START
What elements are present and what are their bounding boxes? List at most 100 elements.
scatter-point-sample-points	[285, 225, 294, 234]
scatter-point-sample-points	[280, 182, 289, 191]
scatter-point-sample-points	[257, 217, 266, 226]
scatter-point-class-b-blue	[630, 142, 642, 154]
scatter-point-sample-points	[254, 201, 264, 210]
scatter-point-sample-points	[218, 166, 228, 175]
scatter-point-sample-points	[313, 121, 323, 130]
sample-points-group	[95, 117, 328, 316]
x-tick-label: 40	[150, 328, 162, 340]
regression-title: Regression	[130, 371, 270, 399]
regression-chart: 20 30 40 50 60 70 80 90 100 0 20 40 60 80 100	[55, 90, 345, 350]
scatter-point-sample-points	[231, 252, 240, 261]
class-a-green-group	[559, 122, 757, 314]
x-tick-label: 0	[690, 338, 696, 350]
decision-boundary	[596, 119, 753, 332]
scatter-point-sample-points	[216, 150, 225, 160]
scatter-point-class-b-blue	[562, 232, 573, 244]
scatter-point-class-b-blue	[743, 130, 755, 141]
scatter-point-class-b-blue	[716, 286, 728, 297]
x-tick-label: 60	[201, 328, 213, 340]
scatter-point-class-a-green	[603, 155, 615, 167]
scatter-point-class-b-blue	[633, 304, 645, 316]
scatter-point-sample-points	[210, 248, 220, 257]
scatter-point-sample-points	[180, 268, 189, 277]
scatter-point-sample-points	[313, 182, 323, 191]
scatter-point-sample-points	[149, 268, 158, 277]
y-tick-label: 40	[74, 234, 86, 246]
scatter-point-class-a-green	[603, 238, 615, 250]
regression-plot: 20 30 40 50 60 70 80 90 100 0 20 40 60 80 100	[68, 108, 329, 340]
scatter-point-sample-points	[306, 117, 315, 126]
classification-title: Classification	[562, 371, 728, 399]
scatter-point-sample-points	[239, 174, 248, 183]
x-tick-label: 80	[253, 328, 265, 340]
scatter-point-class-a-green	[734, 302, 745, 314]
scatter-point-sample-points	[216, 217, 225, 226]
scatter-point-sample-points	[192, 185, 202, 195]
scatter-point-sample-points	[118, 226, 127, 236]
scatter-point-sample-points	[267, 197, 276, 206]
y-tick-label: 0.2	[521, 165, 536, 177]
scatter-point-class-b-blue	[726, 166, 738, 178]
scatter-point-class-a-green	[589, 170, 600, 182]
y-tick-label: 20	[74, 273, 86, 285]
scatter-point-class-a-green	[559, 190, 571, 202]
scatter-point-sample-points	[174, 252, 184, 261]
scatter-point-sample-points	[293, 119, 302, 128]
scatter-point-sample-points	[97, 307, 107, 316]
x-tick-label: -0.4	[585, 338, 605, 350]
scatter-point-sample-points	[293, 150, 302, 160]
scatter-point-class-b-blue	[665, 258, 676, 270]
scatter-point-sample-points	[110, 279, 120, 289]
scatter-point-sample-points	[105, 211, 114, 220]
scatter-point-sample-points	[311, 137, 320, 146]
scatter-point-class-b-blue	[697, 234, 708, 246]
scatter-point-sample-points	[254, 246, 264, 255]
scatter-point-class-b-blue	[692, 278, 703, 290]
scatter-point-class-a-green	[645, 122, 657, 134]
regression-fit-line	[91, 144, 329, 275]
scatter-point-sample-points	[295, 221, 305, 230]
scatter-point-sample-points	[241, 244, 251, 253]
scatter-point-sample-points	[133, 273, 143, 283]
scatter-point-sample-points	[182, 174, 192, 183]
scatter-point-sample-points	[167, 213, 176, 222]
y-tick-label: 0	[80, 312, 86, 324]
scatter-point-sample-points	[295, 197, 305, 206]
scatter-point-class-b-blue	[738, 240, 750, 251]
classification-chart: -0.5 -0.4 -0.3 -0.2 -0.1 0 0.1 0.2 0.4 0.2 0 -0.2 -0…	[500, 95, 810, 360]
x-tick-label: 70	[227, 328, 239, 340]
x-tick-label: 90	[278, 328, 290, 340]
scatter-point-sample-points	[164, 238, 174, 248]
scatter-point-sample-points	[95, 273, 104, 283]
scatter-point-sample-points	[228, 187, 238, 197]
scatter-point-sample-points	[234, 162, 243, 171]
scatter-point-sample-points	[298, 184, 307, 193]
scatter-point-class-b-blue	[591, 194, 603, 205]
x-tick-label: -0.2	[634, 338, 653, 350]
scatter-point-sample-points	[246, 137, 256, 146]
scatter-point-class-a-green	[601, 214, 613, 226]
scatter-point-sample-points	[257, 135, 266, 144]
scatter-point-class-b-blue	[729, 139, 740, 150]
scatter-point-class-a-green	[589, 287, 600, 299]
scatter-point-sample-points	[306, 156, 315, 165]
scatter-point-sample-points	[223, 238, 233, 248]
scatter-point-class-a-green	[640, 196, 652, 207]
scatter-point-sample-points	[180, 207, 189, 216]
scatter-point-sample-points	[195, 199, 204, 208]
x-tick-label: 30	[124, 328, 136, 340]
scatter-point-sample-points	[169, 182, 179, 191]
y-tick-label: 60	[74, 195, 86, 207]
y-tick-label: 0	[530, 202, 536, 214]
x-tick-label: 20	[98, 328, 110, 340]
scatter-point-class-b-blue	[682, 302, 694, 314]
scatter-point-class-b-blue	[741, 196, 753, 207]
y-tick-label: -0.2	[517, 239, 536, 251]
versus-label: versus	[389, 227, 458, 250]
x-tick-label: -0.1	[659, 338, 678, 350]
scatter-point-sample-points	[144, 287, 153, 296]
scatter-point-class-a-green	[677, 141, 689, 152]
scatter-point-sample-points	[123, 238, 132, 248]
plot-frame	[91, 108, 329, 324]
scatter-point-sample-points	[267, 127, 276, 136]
END
→ **Problem details**
Format every line of the entry above as a JSON list of strings, with one string per line and blank lines left out.

→ **Finished answer**
[
  "What elements are present and what are their bounding boxes? List at most 100 elements.",
  "scatter-point-sample-points\t[285, 225, 294, 234]",
  "scatter-point-sample-points\t[280, 182, 289, 191]",
  "scatter-point-sample-points\t[257, 217, 266, 226]",
  "scatter-point-class-b-blue\t[630, 142, 642, 154]",
  "scatter-point-sample-points\t[254, 201, 264, 210]",
  "scatter-point-sample-points\t[218, 166, 228, 175]",
  "scatter-point-sample-points\t[313, 121, 323, 130]",
  "sample-points-group\t[95, 117, 328, 316]",
  "x-tick-label: 40\t[150, 328, 162, 340]",
  "regression-title: Regression\t[130, 371, 270, 399]",
  "regression-chart: 20 30 40 50 60 70 80 90 100 0 20 40 60 80 100\t[55, 90, 345, 350]",
  "scatter-point-sample-points\t[231, 252, 240, 261]",
  "class-a-green-group\t[559, 122, 757, 314]",
  "x-tick-label: 0\t[690, 338, 696, 350]",
  "decision-boundary\t[596, 119, 753, 332]",
  "scatter-point-sample-points\t[216, 150, 225, 160]",
  "scatter-point-class-b-blue\t[562, 232, 573, 244]",
  "scatter-point-class-b-blue\t[743, 130, 755, 141]",
  "scatter-point-class-b-blue\t[716, 286, 728, 297]",
  "x-tick-label: 60\t[201, 328, 213, 340]",
  "scatter-point-class-a-green\t[603, 155, 615, 167]",
  "scatter-point-class-b-blue\t[633, 304, 645, 316]",
  "scatter-point-sample-points\t[210, 248, 220, 257]",
  "scatter-point-sample-points\t[180, 268, 189, 277]",
  "scatter-point-sample-points\t[313, 182, 323, 191]",
  "scatter-point-sample-points\t[149, 268, 158, 277]",
  "y-tick-label: 40\t[74, 234, 86, 246]",
  "scatter-point-class-a-green\t[603, 238, 615, 250]",
  "regression-plot: 20 30 40 50 60 70 80 90 100 0 20 40 60 80 100\t[68, 108, 329, 340]",
  "scatter-point-sample-points\t[306, 117, 315, 126]",
  "classification-title: Classification\t[562, 371, 728, 399]",
  "scatter-point-sample-points\t[239, 174, 248, 183]",
  "x-tick-label: 80\t[253, 328, 265, 340]",
  "scatter-point-class-a-green\t[734, 302, 745, 314]",
  "scatter-point-sample-points\t[216, 217, 225, 226]",
  "scatter-point-sample-points\t[192, 185, 202, 195]",
  "scatter-point-sample-points\t[118, 226, 127, 236]",
  "scatter-point-sample-points\t[267, 197, 276, 206]",
  "y-tick-label: 0.2\t[521, 165, 536, 177]",
  "scatter-point-class-b-blue\t[726, 166, 738, 178]",
  "scatter-point-class-a-green\t[589, 170, 600, 182]",
  "y-tick-label: 20\t[74, 273, 86, 285]",
  "scatter-point-class-a-green\t[559, 190, 571, 202]",
  "scatter-point-sample-points\t[174, 252, 184, 261]",
  "scatter-point-sample-points\t[293, 119, 302, 128]",
  "scatter-point-sample-points\t[97, 307, 107, 316]",
  "x-tick-label: -0.4\t[585, 338, 605, 350]",
  "scatter-point-sample-points\t[293, 150, 302, 160]",
  "scatter-point-class-b-blue\t[665, 258, 676, 270]",
  "scatter-point-sample-points\t[110, 279, 120, 289]",
  "scatter-point-sample-points\t[105, 211, 114, 220]",
  "scatter-point-sample-points\t[311, 137, 320, 146]",
  "scatter-point-class-b-blue\t[697, 234, 708, 246]",
  "scatter-point-sample-points\t[254, 246, 264, 255]",
  "scatter-point-class-b-blue\t[692, 278, 703, 290]",
  "scatter-point-class-a-green\t[645, 122, 657, 134]",
  "regression-fit-line\t[91, 144, 329, 275]",
  "scatter-point-sample-points\t[295, 221, 305, 230]",
  "scatter-point-sample-points\t[241, 244, 251, 253]",
  "scatter-point-sample-points\t[133, 273, 143, 283]",
  "scatter-point-sample-points\t[182, 174, 192, 183]",
  "scatter-point-sample-points\t[167, 213, 176, 222]",
  "y-tick-label: 0\t[80, 312, 86, 324]",
  "scatter-point-sample-points\t[295, 197, 305, 206]",
  "scatter-point-class-b-blue\t[738, 240, 750, 251]",
  "classification-chart: -0.5 -0.4 -0.3 -0.2 -0.1 0 0.1 0.2 0.4 0.2 0 -0.2 -0…\t[500, 95, 810, 360]",
  "x-tick-label: 70\t[227, 328, 239, 340]",
  "x-tick-label: 90\t[278, 328, 290, 340]",
  "scatter-point-sample-points\t[164, 238, 174, 248]",
  "scatter-point-sample-points\t[95, 273, 104, 283]",
  "scatter-point-sample-points\t[228, 187, 238, 197]",
  "scatter-point-sample-points\t[234, 162, 243, 171]",
  "scatter-point-sample-points\t[298, 184, 307, 193]",
  "scatter-point-class-b-blue\t[591, 194, 603, 205]",
  "x-tick-label: -0.2\t[634, 338, 653, 350]",
  "scatter-point-sample-points\t[246, 137, 256, 146]",
  "scatter-point-class-a-green\t[601, 214, 613, 226]",
  "scatter-point-sample-points\t[257, 135, 266, 144]",
  "scatter-point-class-b-blue\t[729, 139, 740, 150]",
  "scatter-point-class-a-green\t[589, 287, 600, 299]",
  "scatter-point-sample-points\t[306, 156, 315, 165]",
  "scatter-point-sample-points\t[223, 238, 233, 248]",
  "scatter-point-class-a-green\t[640, 196, 652, 207]",
  "scatter-point-sample-points\t[180, 207, 189, 216]",
  "scatter-point-sample-points\t[195, 199, 204, 208]",
  "x-tick-label: 30\t[124, 328, 136, 340]",
  "scatter-point-sample-points\t[169, 182, 179, 191]",
  "y-tick-label: 60\t[74, 195, 86, 207]",
  "y-tick-label: 0\t[530, 202, 536, 214]",
  "x-tick-label: 20\t[98, 328, 110, 340]",
  "scatter-point-class-b-blue\t[682, 302, 694, 314]",
  "scatter-point-class-b-blue\t[741, 196, 753, 207]",
  "y-tick-label: -0.2\t[517, 239, 536, 251]",
  "versus-label: versus\t[389, 227, 458, 250]",
  "x-tick-label: -0.1\t[659, 338, 678, 350]",
  "scatter-point-sample-points\t[144, 287, 153, 296]",
  "scatter-point-class-a-green\t[677, 141, 689, 152]",
  "scatter-point-sample-points\t[123, 238, 132, 248]",
  "plot-frame\t[91, 108, 329, 324]",
  "scatter-point-sample-points\t[267, 127, 276, 136]"
]